Given request: Copy the lines of the records from the start through the line with "x-tick-label: 20: [348, 231, 358, 240]", both ends included, keeping every character unchanged.

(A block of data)
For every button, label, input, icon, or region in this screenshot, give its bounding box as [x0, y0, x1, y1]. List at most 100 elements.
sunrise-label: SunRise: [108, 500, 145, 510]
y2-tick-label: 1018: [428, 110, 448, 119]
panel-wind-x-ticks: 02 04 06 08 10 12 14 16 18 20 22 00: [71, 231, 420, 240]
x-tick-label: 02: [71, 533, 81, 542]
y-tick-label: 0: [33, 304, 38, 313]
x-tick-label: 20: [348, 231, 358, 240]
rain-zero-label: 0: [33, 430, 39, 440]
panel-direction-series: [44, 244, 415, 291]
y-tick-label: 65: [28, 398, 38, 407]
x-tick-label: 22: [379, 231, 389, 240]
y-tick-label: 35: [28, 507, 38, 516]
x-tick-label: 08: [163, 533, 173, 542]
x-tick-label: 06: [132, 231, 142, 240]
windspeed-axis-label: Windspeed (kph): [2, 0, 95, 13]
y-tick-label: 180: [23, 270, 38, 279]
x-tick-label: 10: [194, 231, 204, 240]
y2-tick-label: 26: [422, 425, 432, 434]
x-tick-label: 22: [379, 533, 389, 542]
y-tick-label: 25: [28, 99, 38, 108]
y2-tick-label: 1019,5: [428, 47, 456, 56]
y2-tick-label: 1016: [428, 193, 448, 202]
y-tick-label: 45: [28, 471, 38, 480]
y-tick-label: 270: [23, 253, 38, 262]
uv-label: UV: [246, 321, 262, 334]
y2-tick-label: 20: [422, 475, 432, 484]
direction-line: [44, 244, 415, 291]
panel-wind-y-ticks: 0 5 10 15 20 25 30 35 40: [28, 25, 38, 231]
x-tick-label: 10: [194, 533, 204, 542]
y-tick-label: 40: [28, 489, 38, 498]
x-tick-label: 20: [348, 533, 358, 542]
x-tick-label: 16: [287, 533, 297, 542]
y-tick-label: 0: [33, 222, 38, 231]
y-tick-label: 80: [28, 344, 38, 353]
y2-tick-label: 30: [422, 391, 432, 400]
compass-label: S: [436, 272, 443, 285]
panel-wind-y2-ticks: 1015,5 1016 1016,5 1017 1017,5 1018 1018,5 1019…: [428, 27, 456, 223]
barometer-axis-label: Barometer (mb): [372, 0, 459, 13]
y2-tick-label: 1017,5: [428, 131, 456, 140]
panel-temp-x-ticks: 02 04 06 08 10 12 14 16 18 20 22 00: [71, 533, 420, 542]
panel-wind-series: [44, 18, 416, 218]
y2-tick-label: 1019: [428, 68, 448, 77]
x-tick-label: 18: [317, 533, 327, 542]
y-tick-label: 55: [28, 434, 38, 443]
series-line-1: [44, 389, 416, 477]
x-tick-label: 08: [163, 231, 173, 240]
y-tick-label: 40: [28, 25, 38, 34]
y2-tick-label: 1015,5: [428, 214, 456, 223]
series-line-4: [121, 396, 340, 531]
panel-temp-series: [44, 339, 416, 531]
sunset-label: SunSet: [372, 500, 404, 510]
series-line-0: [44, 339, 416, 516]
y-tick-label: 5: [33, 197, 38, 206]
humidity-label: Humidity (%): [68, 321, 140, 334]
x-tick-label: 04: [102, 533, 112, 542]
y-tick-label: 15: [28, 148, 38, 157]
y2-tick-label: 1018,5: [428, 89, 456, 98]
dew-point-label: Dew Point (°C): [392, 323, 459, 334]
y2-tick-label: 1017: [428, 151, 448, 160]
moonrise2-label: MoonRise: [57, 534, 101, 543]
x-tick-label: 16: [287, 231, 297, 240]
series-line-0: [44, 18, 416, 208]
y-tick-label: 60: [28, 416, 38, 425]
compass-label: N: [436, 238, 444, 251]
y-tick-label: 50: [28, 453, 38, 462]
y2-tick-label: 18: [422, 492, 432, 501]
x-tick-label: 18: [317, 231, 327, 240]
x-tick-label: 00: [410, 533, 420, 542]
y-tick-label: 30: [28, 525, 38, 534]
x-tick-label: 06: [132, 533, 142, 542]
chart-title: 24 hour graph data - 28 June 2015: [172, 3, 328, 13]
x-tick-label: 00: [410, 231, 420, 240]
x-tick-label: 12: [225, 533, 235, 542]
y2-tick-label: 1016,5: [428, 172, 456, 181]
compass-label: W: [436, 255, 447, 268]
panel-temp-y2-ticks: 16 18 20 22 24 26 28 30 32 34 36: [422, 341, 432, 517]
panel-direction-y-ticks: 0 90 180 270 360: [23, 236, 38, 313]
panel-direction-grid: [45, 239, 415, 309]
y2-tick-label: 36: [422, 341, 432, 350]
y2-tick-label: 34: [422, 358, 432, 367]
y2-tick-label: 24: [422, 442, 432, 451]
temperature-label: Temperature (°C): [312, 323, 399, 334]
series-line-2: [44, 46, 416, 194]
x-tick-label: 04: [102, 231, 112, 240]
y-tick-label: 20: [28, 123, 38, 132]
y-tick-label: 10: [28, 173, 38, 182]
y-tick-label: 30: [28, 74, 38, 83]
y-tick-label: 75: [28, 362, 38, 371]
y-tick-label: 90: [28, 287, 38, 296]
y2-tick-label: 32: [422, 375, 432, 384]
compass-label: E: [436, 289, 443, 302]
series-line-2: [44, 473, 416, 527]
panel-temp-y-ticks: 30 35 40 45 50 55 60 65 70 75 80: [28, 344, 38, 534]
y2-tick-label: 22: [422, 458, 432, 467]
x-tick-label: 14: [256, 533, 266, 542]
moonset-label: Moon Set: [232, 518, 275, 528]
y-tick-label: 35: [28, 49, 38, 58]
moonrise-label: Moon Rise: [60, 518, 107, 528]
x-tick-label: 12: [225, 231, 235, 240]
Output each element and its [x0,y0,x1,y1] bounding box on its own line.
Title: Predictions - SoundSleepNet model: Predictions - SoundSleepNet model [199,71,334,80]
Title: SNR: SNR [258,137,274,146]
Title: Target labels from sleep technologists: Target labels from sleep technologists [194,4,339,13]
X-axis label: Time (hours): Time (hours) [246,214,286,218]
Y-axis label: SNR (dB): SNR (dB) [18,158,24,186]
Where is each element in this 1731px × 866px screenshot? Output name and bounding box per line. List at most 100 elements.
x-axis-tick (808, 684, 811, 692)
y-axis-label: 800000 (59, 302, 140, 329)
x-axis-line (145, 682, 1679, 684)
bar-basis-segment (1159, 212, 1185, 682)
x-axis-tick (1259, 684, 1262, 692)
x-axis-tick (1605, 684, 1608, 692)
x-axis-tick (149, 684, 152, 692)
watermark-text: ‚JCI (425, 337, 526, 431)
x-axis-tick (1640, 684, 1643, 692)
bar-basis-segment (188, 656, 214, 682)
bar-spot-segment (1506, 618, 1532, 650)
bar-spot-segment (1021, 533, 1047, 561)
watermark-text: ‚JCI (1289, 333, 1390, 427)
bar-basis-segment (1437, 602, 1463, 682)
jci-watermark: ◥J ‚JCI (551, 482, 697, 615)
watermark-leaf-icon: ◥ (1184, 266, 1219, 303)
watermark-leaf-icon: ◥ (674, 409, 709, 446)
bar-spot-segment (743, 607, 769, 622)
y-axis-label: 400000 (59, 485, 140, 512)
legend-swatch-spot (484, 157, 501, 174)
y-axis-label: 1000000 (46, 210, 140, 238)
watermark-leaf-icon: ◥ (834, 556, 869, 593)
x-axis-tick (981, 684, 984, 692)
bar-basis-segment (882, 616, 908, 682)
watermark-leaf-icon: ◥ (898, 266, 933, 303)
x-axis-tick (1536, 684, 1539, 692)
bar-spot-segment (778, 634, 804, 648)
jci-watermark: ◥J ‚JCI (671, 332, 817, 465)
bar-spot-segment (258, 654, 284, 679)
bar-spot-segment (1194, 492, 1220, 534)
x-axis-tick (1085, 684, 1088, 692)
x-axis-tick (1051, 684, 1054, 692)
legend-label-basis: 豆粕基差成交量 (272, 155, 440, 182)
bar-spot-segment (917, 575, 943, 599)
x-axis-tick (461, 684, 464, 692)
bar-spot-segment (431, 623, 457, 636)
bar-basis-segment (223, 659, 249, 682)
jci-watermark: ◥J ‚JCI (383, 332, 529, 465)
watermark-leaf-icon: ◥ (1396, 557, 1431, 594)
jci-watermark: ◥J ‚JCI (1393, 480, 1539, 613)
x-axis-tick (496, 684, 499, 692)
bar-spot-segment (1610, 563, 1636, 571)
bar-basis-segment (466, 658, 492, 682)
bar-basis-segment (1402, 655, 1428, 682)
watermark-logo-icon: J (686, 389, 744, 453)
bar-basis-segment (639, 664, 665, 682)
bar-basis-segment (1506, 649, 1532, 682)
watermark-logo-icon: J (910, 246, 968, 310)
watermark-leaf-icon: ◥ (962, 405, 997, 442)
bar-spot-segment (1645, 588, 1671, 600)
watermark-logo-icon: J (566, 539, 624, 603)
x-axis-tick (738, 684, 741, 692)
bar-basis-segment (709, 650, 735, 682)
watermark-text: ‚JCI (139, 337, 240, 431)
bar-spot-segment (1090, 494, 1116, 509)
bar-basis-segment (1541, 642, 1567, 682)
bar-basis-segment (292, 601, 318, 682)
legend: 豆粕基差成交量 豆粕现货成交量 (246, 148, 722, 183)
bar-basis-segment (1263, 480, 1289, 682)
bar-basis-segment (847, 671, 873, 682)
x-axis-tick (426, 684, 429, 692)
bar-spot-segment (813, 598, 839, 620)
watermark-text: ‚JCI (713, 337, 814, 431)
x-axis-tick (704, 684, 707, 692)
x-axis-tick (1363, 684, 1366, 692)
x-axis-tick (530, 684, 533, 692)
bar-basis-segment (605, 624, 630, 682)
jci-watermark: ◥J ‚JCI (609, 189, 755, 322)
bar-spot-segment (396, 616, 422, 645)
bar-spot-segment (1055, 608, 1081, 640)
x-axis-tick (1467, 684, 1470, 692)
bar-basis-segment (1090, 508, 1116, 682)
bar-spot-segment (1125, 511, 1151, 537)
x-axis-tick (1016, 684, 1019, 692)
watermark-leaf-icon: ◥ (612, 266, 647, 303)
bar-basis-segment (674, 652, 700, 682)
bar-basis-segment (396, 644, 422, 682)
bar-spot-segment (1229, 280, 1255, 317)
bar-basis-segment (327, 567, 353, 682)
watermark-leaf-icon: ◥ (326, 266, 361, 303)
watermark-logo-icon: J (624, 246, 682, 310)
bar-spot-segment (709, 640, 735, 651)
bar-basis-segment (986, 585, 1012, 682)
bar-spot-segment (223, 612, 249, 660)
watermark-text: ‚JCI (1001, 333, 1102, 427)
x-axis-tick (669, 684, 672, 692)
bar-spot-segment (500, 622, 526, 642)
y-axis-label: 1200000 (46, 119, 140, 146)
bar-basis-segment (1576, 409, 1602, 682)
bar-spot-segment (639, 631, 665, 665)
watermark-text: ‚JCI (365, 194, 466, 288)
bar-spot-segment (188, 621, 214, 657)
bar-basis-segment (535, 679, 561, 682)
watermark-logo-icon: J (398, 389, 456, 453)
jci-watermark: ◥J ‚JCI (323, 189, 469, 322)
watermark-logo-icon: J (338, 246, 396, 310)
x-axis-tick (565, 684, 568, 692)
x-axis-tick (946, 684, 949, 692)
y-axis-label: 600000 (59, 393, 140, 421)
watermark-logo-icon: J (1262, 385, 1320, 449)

Written response:
For every button, label, input, icon, or region in this screenshot, give its bounding box as [x0, y0, x1, y1]. List at most 100 elements.
sunrise-label: SunRise: [108, 500, 145, 510]
y2-tick-label: 1018: [428, 110, 448, 119]
panel-wind-x-ticks: 02 04 06 08 10 12 14 16 18 20 22 00: [71, 231, 420, 240]
x-tick-label: 02: [71, 533, 81, 542]
y-tick-label: 0: [33, 304, 38, 313]
x-tick-label: 20: [348, 231, 358, 240]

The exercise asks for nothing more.